> **MATERIAL TO PROCESS**
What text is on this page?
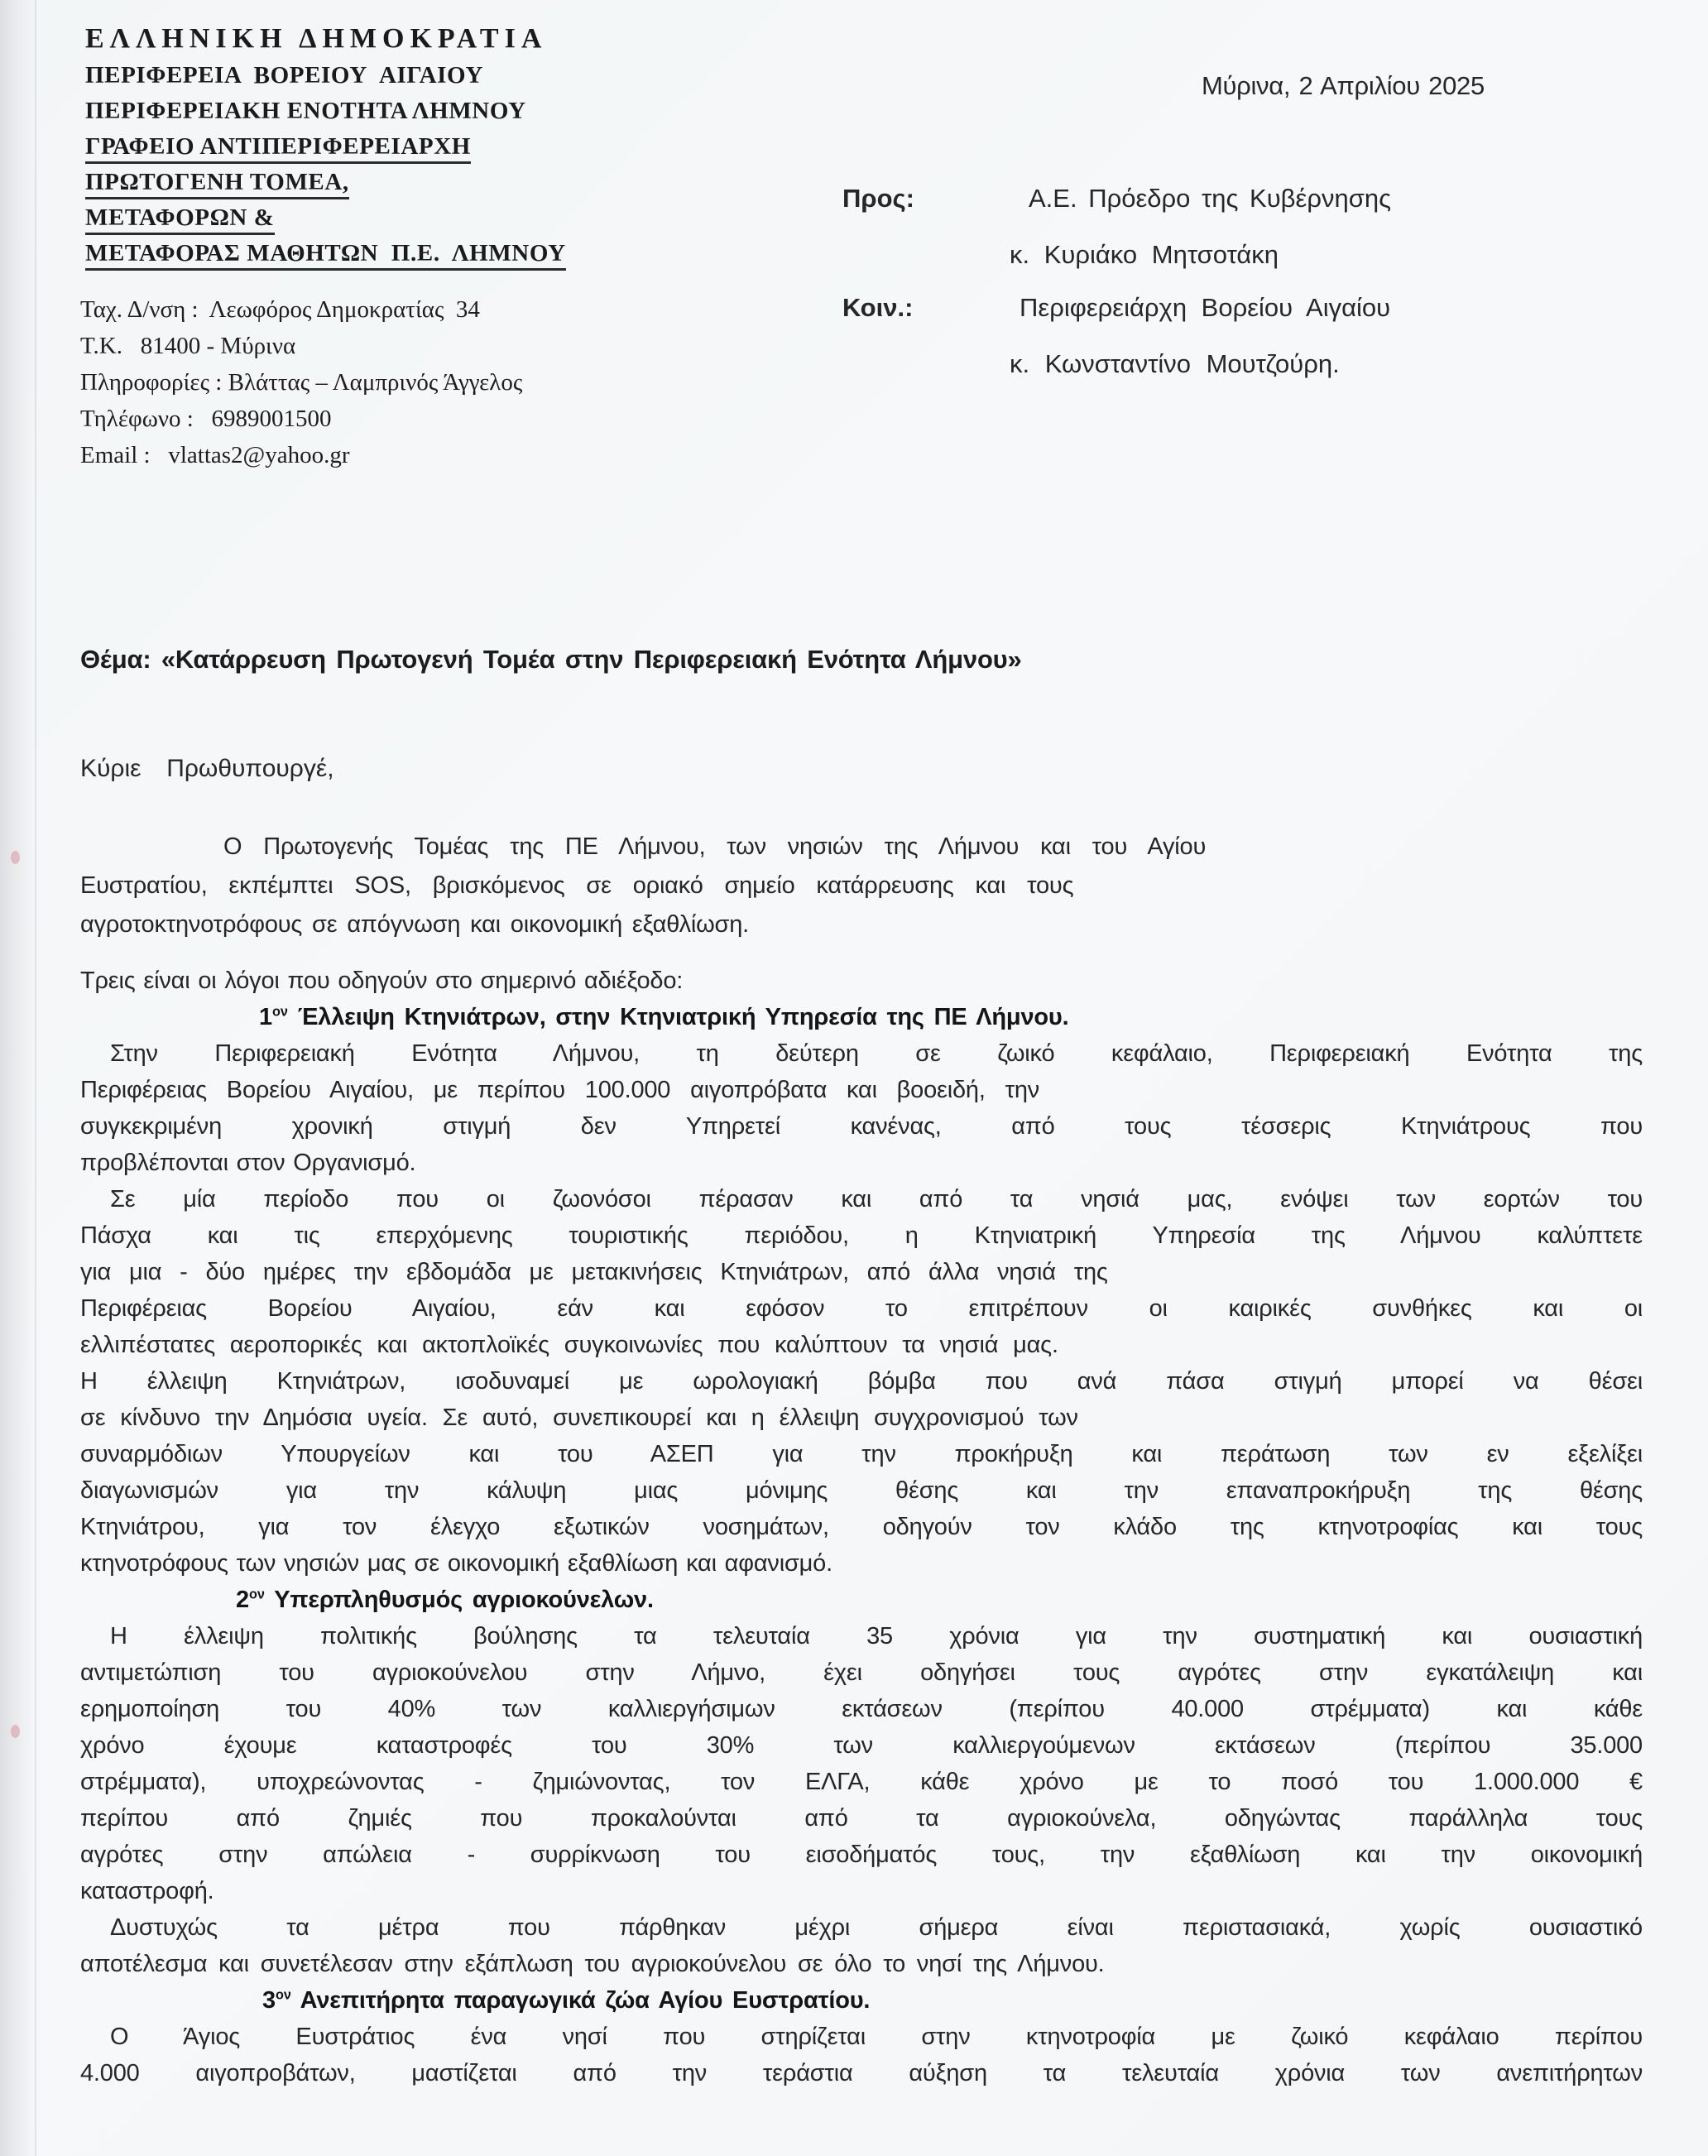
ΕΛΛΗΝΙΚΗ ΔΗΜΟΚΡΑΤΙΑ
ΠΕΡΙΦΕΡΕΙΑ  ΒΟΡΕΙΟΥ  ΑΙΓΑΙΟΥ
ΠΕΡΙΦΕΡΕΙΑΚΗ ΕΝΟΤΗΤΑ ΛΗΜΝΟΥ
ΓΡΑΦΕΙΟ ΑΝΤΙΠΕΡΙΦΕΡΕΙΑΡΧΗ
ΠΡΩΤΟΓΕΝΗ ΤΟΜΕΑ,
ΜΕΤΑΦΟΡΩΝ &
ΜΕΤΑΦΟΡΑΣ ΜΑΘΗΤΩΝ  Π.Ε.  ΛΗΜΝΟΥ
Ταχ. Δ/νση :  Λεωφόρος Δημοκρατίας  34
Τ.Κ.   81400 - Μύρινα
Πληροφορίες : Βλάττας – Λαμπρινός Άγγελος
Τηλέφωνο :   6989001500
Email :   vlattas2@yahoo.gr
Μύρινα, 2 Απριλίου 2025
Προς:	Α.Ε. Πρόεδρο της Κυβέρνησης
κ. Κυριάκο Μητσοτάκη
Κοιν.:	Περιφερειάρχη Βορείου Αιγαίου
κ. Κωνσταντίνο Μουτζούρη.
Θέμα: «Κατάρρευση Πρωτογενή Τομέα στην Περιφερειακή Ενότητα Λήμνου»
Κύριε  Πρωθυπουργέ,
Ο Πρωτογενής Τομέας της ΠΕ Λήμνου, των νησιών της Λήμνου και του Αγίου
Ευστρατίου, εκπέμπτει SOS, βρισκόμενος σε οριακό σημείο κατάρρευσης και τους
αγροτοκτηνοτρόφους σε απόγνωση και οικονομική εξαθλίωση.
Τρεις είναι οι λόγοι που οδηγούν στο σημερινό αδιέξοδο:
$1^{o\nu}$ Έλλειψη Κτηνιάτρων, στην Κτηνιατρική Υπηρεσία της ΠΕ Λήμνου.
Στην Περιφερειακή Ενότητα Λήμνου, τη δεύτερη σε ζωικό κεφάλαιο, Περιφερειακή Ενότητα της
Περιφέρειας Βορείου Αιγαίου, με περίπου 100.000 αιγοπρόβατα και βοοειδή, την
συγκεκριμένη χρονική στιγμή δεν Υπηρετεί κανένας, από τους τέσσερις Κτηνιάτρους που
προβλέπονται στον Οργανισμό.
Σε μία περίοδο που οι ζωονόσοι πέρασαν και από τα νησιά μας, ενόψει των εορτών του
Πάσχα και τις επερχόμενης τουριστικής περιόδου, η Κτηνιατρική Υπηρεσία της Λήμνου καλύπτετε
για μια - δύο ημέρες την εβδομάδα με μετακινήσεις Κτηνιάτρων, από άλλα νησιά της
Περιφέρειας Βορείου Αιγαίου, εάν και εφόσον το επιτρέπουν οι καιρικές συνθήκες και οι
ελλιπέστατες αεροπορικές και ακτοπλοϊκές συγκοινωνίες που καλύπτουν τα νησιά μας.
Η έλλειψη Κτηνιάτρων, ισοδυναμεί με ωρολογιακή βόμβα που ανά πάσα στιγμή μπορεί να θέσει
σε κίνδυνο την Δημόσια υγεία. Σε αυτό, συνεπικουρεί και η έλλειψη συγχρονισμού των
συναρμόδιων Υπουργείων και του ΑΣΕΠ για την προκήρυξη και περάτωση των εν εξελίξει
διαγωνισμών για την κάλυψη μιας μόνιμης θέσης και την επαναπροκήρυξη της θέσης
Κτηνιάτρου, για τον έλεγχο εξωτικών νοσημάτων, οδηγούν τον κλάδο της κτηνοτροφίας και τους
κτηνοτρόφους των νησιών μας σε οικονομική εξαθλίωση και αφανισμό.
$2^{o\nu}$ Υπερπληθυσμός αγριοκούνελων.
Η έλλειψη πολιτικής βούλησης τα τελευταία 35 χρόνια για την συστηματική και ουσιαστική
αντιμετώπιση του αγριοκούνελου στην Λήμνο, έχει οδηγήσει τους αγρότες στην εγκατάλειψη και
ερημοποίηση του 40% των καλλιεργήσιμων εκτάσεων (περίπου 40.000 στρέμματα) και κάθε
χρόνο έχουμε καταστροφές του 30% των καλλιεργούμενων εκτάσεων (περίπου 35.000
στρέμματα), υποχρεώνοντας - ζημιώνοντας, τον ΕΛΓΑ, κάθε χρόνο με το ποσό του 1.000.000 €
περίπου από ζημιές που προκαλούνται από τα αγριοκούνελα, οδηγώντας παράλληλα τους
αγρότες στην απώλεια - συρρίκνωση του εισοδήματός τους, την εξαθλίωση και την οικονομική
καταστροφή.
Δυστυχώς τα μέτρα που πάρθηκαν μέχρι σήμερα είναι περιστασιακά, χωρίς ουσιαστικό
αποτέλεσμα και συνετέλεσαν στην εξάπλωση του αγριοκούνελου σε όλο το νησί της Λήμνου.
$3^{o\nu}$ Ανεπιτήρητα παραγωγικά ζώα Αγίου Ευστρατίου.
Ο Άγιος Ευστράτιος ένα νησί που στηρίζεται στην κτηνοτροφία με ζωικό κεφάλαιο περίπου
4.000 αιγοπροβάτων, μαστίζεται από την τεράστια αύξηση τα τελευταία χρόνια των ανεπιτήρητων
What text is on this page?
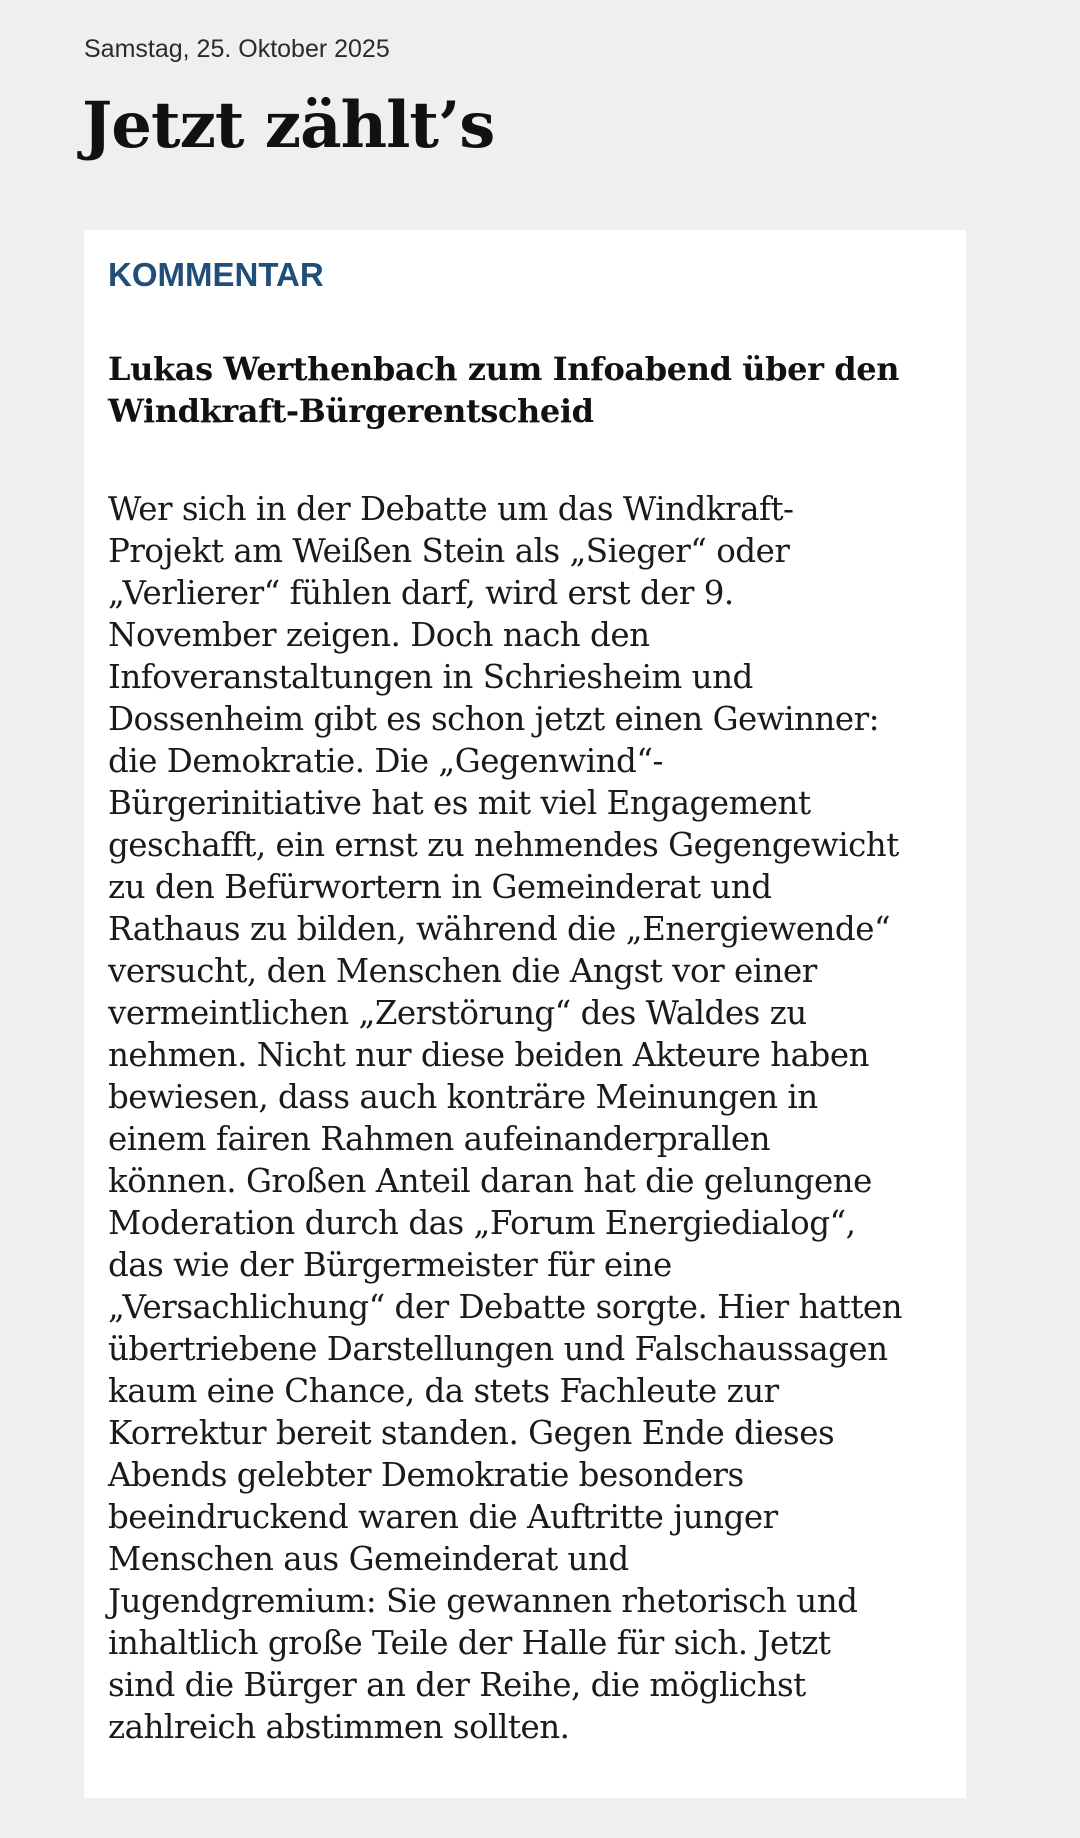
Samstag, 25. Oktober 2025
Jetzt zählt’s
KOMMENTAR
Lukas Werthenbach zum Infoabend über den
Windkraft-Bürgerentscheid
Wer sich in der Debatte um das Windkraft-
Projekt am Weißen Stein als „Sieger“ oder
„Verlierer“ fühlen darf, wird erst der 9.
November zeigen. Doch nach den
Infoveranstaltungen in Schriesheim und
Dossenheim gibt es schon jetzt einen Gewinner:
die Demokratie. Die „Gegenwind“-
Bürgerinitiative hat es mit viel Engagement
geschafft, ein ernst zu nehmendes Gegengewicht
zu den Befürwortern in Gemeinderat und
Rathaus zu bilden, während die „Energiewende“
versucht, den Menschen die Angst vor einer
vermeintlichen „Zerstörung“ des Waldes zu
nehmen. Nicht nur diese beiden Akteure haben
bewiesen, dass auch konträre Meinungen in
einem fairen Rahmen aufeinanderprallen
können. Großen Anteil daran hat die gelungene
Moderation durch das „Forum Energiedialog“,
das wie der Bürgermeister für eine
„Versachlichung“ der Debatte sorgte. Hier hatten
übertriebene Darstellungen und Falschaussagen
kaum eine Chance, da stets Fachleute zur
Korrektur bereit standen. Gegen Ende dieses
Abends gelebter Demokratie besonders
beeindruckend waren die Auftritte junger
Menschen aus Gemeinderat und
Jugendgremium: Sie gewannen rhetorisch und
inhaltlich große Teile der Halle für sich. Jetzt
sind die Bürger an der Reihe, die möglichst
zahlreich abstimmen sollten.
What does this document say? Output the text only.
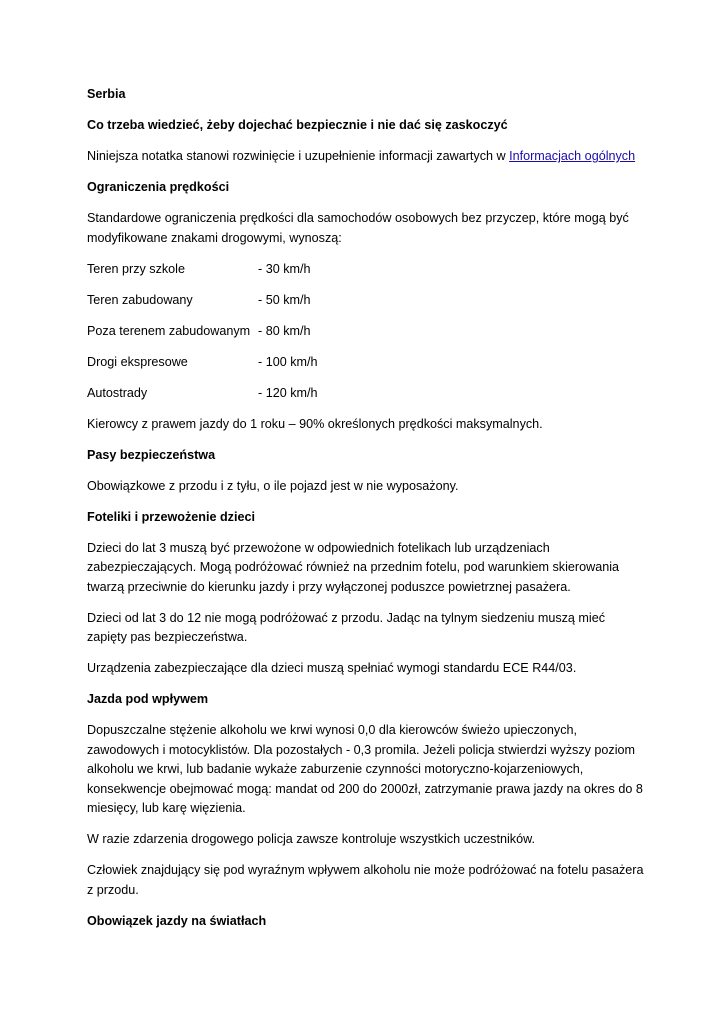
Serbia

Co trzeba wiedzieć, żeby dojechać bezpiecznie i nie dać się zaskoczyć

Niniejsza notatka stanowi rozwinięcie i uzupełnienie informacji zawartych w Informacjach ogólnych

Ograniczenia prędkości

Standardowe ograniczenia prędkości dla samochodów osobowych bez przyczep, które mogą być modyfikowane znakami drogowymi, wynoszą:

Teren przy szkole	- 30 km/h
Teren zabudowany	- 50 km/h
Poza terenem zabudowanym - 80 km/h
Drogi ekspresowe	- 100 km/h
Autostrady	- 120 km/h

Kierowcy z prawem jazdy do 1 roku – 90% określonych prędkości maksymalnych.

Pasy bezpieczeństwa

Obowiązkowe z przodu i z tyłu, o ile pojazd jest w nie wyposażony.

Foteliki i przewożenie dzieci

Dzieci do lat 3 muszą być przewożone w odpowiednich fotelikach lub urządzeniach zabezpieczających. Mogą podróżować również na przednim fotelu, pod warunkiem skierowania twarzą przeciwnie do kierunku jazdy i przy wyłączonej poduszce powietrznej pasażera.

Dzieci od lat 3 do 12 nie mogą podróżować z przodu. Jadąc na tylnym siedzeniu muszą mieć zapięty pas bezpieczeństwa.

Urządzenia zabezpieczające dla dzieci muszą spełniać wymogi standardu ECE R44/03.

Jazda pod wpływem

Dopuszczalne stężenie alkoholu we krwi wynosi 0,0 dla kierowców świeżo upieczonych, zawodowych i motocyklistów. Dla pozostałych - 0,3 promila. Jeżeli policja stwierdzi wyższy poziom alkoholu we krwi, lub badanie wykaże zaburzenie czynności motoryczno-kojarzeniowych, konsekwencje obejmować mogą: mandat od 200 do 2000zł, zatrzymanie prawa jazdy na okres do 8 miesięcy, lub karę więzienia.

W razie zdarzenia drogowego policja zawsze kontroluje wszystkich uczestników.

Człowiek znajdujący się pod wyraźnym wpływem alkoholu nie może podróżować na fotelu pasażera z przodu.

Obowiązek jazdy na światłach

> **EXERCISE REQUIREMENTS**
Work through the listing above and report how many lines include the string "bezpieczeństwa", with no other text.

> **FINAL RESULT**
2